▸ **Required task**
Write every record out again exactly as given.

= = =

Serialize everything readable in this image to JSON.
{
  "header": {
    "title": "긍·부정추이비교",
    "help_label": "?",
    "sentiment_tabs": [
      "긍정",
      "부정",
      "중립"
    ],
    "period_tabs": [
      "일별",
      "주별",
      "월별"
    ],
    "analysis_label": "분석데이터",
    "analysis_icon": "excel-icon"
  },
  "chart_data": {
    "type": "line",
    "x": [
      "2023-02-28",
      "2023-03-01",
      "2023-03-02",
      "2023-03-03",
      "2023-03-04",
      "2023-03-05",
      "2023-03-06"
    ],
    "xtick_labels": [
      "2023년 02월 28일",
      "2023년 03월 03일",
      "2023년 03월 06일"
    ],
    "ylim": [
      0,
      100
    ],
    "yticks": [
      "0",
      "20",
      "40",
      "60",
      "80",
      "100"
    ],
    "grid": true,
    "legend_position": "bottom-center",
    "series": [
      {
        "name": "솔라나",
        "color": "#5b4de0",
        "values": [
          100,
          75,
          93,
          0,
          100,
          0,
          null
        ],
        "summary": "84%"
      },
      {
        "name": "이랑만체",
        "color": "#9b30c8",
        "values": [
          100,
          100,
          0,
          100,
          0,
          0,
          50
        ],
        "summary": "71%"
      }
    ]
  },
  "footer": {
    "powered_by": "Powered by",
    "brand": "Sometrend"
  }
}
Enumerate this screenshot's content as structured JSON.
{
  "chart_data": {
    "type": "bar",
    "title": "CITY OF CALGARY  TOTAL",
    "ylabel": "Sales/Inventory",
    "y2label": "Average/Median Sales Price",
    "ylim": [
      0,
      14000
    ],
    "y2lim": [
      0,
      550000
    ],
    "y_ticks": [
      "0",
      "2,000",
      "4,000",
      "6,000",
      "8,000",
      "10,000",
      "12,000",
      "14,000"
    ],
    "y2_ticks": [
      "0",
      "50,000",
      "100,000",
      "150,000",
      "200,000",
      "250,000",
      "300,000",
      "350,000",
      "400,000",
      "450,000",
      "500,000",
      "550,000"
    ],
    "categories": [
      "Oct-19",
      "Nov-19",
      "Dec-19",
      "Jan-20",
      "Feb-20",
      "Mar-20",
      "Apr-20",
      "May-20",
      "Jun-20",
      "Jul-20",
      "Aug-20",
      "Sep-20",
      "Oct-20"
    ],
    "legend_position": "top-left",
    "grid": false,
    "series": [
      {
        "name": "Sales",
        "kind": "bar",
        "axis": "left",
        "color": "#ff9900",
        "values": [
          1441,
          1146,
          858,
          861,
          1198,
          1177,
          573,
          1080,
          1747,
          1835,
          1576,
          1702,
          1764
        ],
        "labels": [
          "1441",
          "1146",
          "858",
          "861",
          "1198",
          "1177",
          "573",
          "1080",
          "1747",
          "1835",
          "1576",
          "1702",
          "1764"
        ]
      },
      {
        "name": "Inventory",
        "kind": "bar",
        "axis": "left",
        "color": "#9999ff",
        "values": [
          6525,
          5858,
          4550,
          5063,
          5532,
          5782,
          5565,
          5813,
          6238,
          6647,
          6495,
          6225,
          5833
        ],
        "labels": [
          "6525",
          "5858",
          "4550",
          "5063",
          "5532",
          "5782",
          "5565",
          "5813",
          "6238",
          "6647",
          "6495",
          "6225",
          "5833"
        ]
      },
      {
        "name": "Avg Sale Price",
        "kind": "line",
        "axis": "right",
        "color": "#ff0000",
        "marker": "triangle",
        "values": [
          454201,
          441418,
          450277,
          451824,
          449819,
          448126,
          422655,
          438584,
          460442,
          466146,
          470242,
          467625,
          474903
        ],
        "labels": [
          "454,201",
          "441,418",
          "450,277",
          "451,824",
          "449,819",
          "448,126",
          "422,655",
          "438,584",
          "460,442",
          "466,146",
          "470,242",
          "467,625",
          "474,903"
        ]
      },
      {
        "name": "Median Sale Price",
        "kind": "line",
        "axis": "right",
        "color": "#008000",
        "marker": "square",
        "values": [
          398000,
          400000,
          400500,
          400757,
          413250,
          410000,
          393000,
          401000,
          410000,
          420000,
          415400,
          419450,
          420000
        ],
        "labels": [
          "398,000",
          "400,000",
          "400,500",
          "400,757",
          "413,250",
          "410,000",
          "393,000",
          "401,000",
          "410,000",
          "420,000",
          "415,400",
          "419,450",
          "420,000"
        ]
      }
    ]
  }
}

= = =

▸ **Output of the task**
Serialize everything readable in this image to JSON.
{
  "header": {
    "title": "긍·부정추이비교",
    "help_label": "?",
    "sentiment_tabs": [
      "긍정",
      "부정",
      "중립"
    ],
    "period_tabs": [
      "일별",
      "주별",
      "월별"
    ],
    "analysis_label": "분석데이터",
    "analysis_icon": "excel-icon"
  },
  "chart_data": {
    "type": "line",
    "x": [
      "2023-02-28",
      "2023-03-01",
      "2023-03-02",
      "2023-03-03",
      "2023-03-04",
      "2023-03-05",
      "2023-03-06"
    ],
    "xtick_labels": [
      "2023년 02월 28일",
      "2023년 03월 03일",
      "2023년 03월 06일"
    ],
    "ylim": [
      0,
      100
    ],
    "yticks": [
      "0",
      "20",
      "40",
      "60",
      "80",
      "100"
    ],
    "grid": true,
    "legend_position": "bottom-center",
    "series": [
      {
        "name": "솔라나",
        "color": "#5b4de0",
        "values": [
          100,
          75,
          93,
          0,
          100,
          0,
          null
        ],
        "summary": "84%"
      },
      {
        "name": "이랑만체",
        "color": "#9b30c8",
        "values": [
          100,
          100,
          0,
          100,
          0,
          0,
          50
        ],
        "summary": "71%"
      }
    ]
  },
  "footer": {
    "powered_by": "Powered by",
    "brand": "Sometrend"
  }
}
Enumerate this screenshot's content as structured JSON.
{
  "chart_data": {
    "type": "bar",
    "title": "CITY OF CALGARY  TOTAL",
    "ylabel": "Sales/Inventory",
    "y2label": "Average/Median Sales Price",
    "ylim": [
      0,
      14000
    ],
    "y2lim": [
      0,
      550000
    ],
    "y_ticks": [
      "0",
      "2,000",
      "4,000",
      "6,000",
      "8,000",
      "10,000",
      "12,000",
      "14,000"
    ],
    "y2_ticks": [
      "0",
      "50,000",
      "100,000",
      "150,000",
      "200,000",
      "250,000",
      "300,000",
      "350,000",
      "400,000",
      "450,000",
      "500,000",
      "550,000"
    ],
    "categories": [
      "Oct-19",
      "Nov-19",
      "Dec-19",
      "Jan-20",
      "Feb-20",
      "Mar-20",
      "Apr-20",
      "May-20",
      "Jun-20",
      "Jul-20",
      "Aug-20",
      "Sep-20",
      "Oct-20"
    ],
    "legend_position": "top-left",
    "grid": false,
    "series": [
      {
        "name": "Sales",
        "kind": "bar",
        "axis": "left",
        "color": "#ff9900",
        "values": [
          1441,
          1146,
          858,
          861,
          1198,
          1177,
          573,
          1080,
          1747,
          1835,
          1576,
          1702,
          1764
        ],
        "labels": [
          "1441",
          "1146",
          "858",
          "861",
          "1198",
          "1177",
          "573",
          "1080",
          "1747",
          "1835",
          "1576",
          "1702",
          "1764"
        ]
      },
      {
        "name": "Inventory",
        "kind": "bar",
        "axis": "left",
        "color": "#9999ff",
        "values": [
          6525,
          5858,
          4550,
          5063,
          5532,
          5782,
          5565,
          5813,
          6238,
          6647,
          6495,
          6225,
          5833
        ],
        "labels": [
          "6525",
          "5858",
          "4550",
          "5063",
          "5532",
          "5782",
          "5565",
          "5813",
          "6238",
          "6647",
          "6495",
          "6225",
          "5833"
        ]
      },
      {
        "name": "Avg Sale Price",
        "kind": "line",
        "axis": "right",
        "color": "#ff0000",
        "marker": "triangle",
        "values": [
          454201,
          441418,
          450277,
          451824,
          449819,
          448126,
          422655,
          438584,
          460442,
          466146,
          470242,
          467625,
          474903
        ],
        "labels": [
          "454,201",
          "441,418",
          "450,277",
          "451,824",
          "449,819",
          "448,126",
          "422,655",
          "438,584",
          "460,442",
          "466,146",
          "470,242",
          "467,625",
          "474,903"
        ]
      },
      {
        "name": "Median Sale Price",
        "kind": "line",
        "axis": "right",
        "color": "#008000",
        "marker": "square",
        "values": [
          398000,
          400000,
          400500,
          400757,
          413250,
          410000,
          393000,
          401000,
          410000,
          420000,
          415400,
          419450,
          420000
        ],
        "labels": [
          "398,000",
          "400,000",
          "400,500",
          "400,757",
          "413,250",
          "410,000",
          "393,000",
          "401,000",
          "410,000",
          "420,000",
          "415,400",
          "419,450",
          "420,000"
        ]
      }
    ]
  }
}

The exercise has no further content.